## Extracted entries

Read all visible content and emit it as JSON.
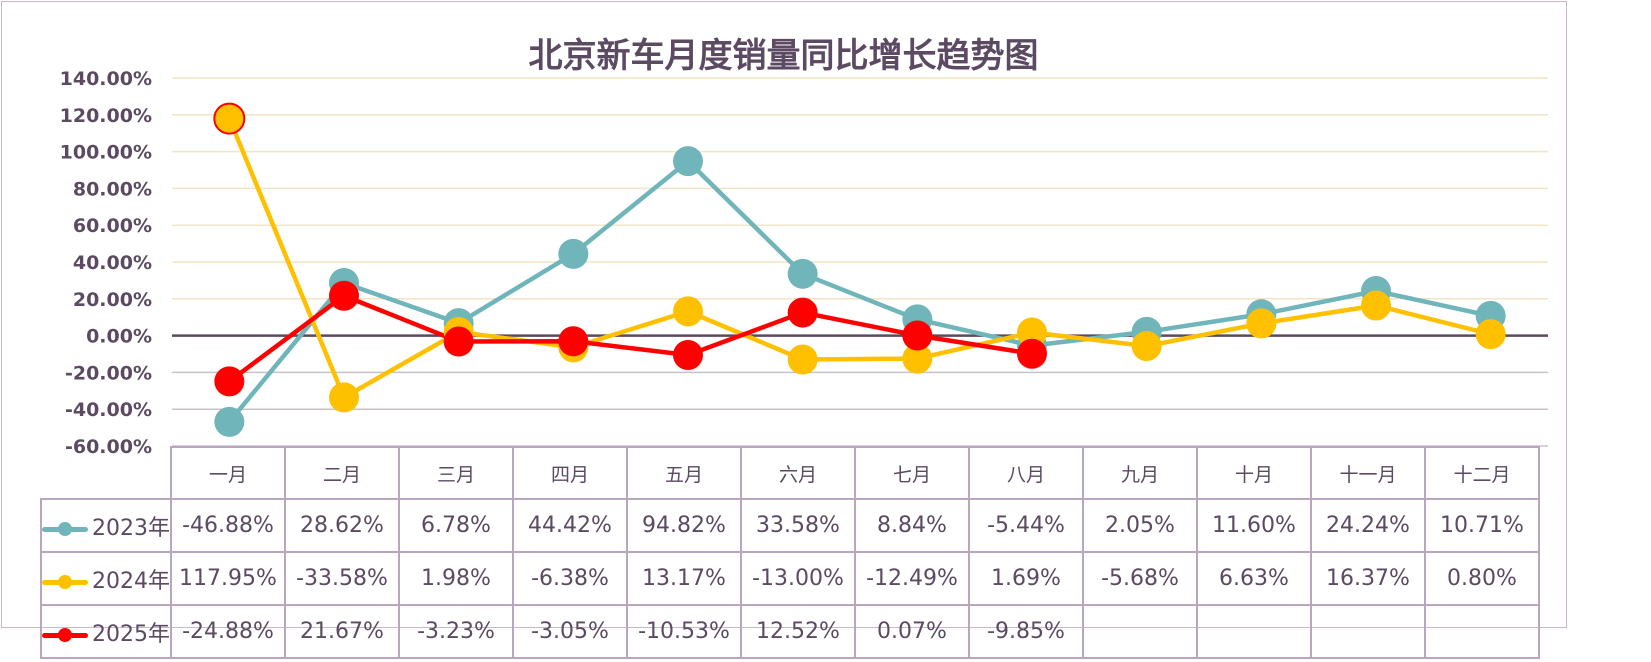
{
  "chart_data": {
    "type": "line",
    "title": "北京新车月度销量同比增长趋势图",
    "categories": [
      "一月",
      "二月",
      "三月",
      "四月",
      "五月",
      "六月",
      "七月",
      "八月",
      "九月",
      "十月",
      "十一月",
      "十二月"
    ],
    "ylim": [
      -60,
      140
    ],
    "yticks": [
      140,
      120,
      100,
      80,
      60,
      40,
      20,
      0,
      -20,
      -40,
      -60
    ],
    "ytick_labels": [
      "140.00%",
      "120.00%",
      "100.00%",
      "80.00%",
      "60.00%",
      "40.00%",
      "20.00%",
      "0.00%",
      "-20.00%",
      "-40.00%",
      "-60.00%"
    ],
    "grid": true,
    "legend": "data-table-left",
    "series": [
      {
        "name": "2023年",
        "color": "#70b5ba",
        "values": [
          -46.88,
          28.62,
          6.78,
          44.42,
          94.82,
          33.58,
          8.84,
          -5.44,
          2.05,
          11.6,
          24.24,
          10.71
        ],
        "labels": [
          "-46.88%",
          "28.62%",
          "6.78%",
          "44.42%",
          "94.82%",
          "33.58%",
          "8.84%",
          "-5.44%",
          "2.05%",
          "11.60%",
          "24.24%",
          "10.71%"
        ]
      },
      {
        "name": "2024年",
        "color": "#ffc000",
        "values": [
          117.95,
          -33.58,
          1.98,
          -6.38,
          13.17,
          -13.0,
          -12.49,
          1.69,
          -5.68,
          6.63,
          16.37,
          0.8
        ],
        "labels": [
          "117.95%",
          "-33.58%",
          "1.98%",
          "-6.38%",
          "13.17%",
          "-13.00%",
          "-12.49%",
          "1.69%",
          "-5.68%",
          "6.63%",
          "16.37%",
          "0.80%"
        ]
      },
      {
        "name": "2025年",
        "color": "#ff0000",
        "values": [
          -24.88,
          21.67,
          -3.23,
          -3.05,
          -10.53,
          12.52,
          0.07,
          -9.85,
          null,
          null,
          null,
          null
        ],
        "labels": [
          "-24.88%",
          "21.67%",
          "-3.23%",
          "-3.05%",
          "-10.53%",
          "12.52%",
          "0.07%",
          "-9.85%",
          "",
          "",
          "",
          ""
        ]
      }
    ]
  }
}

## Goal
Search the preceding listing for the word "color" and pull out every line that holds it.

## Solution to the problem
        "color": "#70b5ba",
        "color": "#ffc000",
        "color": "#ff0000",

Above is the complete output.